>> start Exercise input

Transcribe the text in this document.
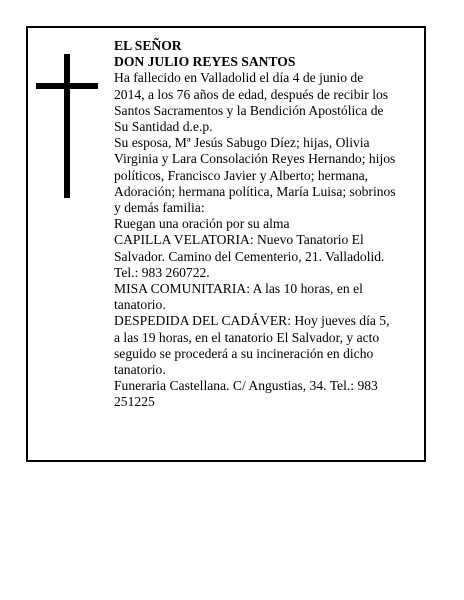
EL SEÑOR

DON JULIO REYES SANTOS

Ha fallecido en Valladolid el día 4 de junio de 2014, a los 76 años de edad, después de recibir los Santos Sacramentos y la Bendición Apostólica de Su Santidad d.e.p.

Su esposa, Mª Jesús Sabugo Díez; hijas, Olivia Virginia y Lara Consolación Reyes Hernando; hijos políticos, Francisco Javier y Alberto; hermana, Adoración; hermana política, María Luisa; sobrinos y demás familia:

Ruegan una oración por su alma

CAPILLA VELATORIA: Nuevo Tanatorio El Salvador. Camino del Cementerio, 21. Valladolid. Tel.: 983 260722.

MISA COMUNITARIA: A las 10 horas, en el tanatorio.

DESPEDIDA DEL CADÁVER: Hoy jueves día 5, a las 19 horas, en el tanatorio El Salvador, y acto seguido se procederá a su incineración en dicho tanatorio.

Funeraria Castellana. C/ Angustias, 34. Tel.: 983 251225
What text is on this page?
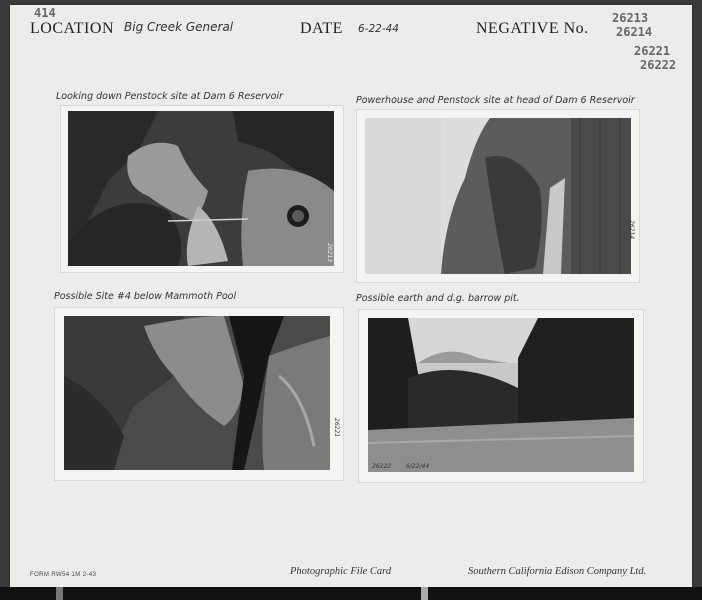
414
LOCATION Big Creek General	DATE 6-22-44	NEGATIVE No.
26213
26214
26221
26222
Looking down Penstock site at Dam 6 Reservoir
26213
Powerhouse and Penstock site at head of Dam 6 Reservoir
26214
Possible Site #4 below Mammoth Pool
26221
Possible earth and d.g. barrow pit.
26222 6/22/44
FORM RW54 1M 2-43	Photographic File Card	Southern California Edison Company Ltd.
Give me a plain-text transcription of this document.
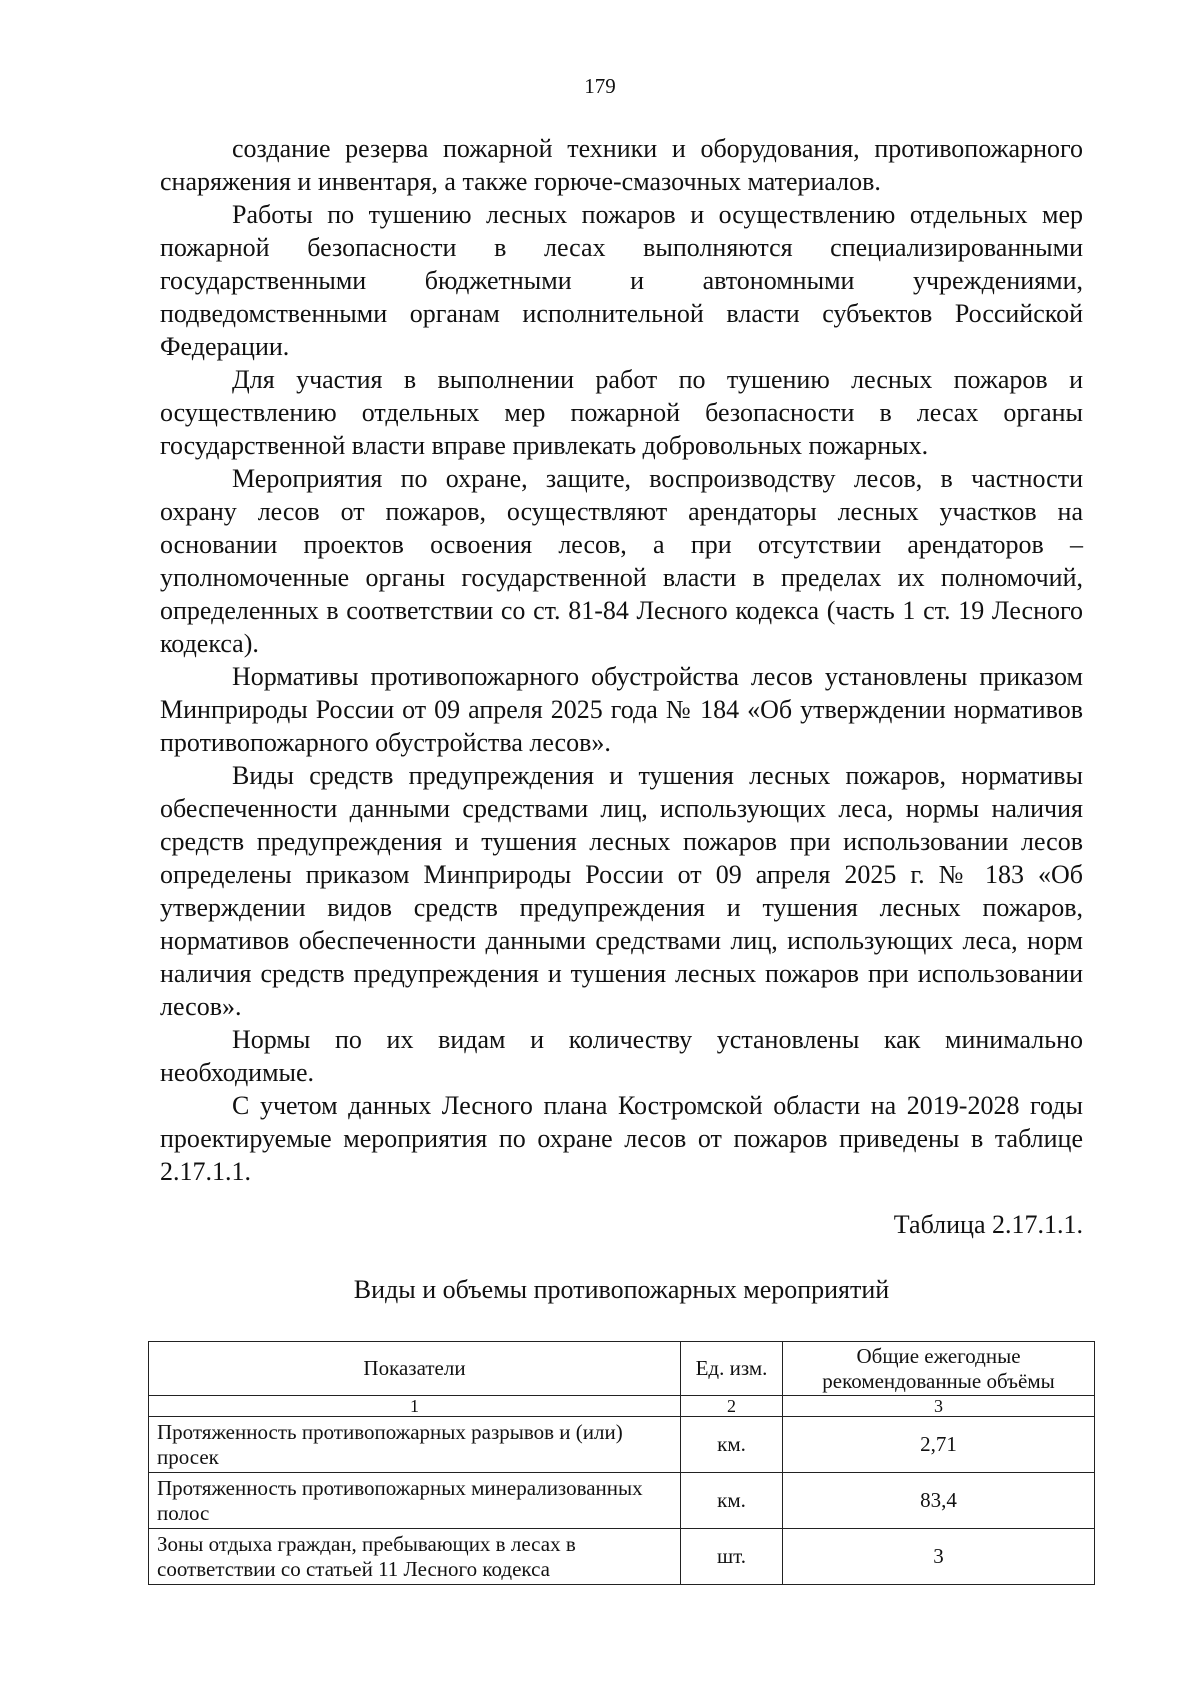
179

создание резерва пожарной техники и оборудования, противопожарного снаряжения и инвентаря, а также горюче-смазочных материалов.

Работы по тушению лесных пожаров и осуществлению отдельных мер пожарной безопасности в лесах выполняются специализированными государственными бюджетными и автономными учреждениями, подведомственными органам исполнительной власти субъектов Российской Федерации.

Для участия в выполнении работ по тушению лесных пожаров и осуществлению отдельных мер пожарной безопасности в лесах органы государственной власти вправе привлекать добровольных пожарных.

Мероприятия по охране, защите, воспроизводству лесов, в частности охрану лесов от пожаров, осуществляют арендаторы лесных участков на основании проектов освоения лесов, а при отсутствии арендаторов – уполномоченные органы государственной власти в пределах их полномочий, определенных в соответствии со ст. 81-84 Лесного кодекса (часть 1 ст. 19 Лесного кодекса).

Нормативы противопожарного обустройства лесов установлены приказом Минприроды России от 09 апреля 2025 года № 184 «Об утверждении нормативов противопожарного обустройства лесов».

Виды средств предупреждения и тушения лесных пожаров, нормативы обеспеченности данными средствами лиц, использующих леса, нормы наличия средств предупреждения и тушения лесных пожаров при использовании лесов определены приказом Минприроды России от 09 апреля 2025 г. № 183 «Об утверждении видов средств предупреждения и тушения лесных пожаров, нормативов обеспеченности данными средствами лиц, использующих леса, норм наличия средств предупреждения и тушения лесных пожаров при использовании лесов».

Нормы по их видам и количеству установлены как минимально необходимые.

С учетом данных Лесного плана Костромской области на 2019-2028 годы проектируемые мероприятия по охране лесов от пожаров приведены в таблице 2.17.1.1.

Таблица 2.17.1.1.
Виды и объемы противопожарных мероприятий
Показатели	Ед. изм.	Общие ежегодные рекомендованные объёмы
1	2	3
Протяженность противопожарных разрывов и (или) просек	км.	2,71
Протяженность противопожарных минерализованных полос	км.	83,4
Зоны отдыха граждан, пребывающих в лесах в соответствии со статьей 11 Лесного кодекса	шт.	3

>> end Exercise input

(Stated goal)
Restate the records word for word, omitting images.

(Written response)
Transcribe the text in this document.
EL SEÑOR

DON JULIO REYES SANTOS

Ha fallecido en Valladolid el día 4 de junio de 2014, a los 76 años de edad, después de recibir los Santos Sacramentos y la Bendición Apostólica de Su Santidad d.e.p.

Su esposa, Mª Jesús Sabugo Díez; hijas, Olivia Virginia y Lara Consolación Reyes Hernando; hijos políticos, Francisco Javier y Alberto; hermana, Adoración; hermana política, María Luisa; sobrinos y demás familia:

Ruegan una oración por su alma

CAPILLA VELATORIA: Nuevo Tanatorio El Salvador. Camino del Cementerio, 21. Valladolid. Tel.: 983 260722.

MISA COMUNITARIA: A las 10 horas, en el tanatorio.

DESPEDIDA DEL CADÁVER: Hoy jueves día 5, a las 19 horas, en el tanatorio El Salvador, y acto seguido se procederá a su incineración en dicho tanatorio.

Funeraria Castellana. C/ Angustias, 34. Tel.: 983 251225
What text is on this page?
414
LOCATION Big Creek General	DATE 6-22-44	NEGATIVE No.
26213
26214
26221
26222
Looking down Penstock site at Dam 6 Reservoir
26213
Powerhouse and Penstock site at head of Dam 6 Reservoir
26214
Possible Site #4 below Mammoth Pool
26221
Possible earth and d.g. barrow pit.
26222 6/22/44
FORM RW54 1M 2-43	Photographic File Card	Southern California Edison Company Ltd.
Give me a plain-text transcription of this document.
179

создание резерва пожарной техники и оборудования, противопожарного снаряжения и инвентаря, а также горюче-смазочных материалов.

Работы по тушению лесных пожаров и осуществлению отдельных мер пожарной безопасности в лесах выполняются специализированными государственными бюджетными и автономными учреждениями, подведомственными органам исполнительной власти субъектов Российской Федерации.

Для участия в выполнении работ по тушению лесных пожаров и осуществлению отдельных мер пожарной безопасности в лесах органы государственной власти вправе привлекать добровольных пожарных.

Мероприятия по охране, защите, воспроизводству лесов, в частности охрану лесов от пожаров, осуществляют арендаторы лесных участков на основании проектов освоения лесов, а при отсутствии арендаторов – уполномоченные органы государственной власти в пределах их полномочий, определенных в соответствии со ст. 81-84 Лесного кодекса (часть 1 ст. 19 Лесного кодекса).

Нормативы противопожарного обустройства лесов установлены приказом Минприроды России от 09 апреля 2025 года № 184 «Об утверждении нормативов противопожарного обустройства лесов».

Виды средств предупреждения и тушения лесных пожаров, нормативы обеспеченности данными средствами лиц, использующих леса, нормы наличия средств предупреждения и тушения лесных пожаров при использовании лесов определены приказом Минприроды России от 09 апреля 2025 г. № 183 «Об утверждении видов средств предупреждения и тушения лесных пожаров, нормативов обеспеченности данными средствами лиц, использующих леса, норм наличия средств предупреждения и тушения лесных пожаров при использовании лесов».

Нормы по их видам и количеству установлены как минимально необходимые.

С учетом данных Лесного плана Костромской области на 2019-2028 годы проектируемые мероприятия по охране лесов от пожаров приведены в таблице 2.17.1.1.

Таблица 2.17.1.1.
Виды и объемы противопожарных мероприятий
Показатели	Ед. изм.	Общие ежегодные рекомендованные объёмы
1	2	3
Протяженность противопожарных разрывов и (или) просек	км.	2,71
Протяженность противопожарных минерализованных полос	км.	83,4
Зоны отдыха граждан, пребывающих в лесах в соответствии со статьей 11 Лесного кодекса	шт.	3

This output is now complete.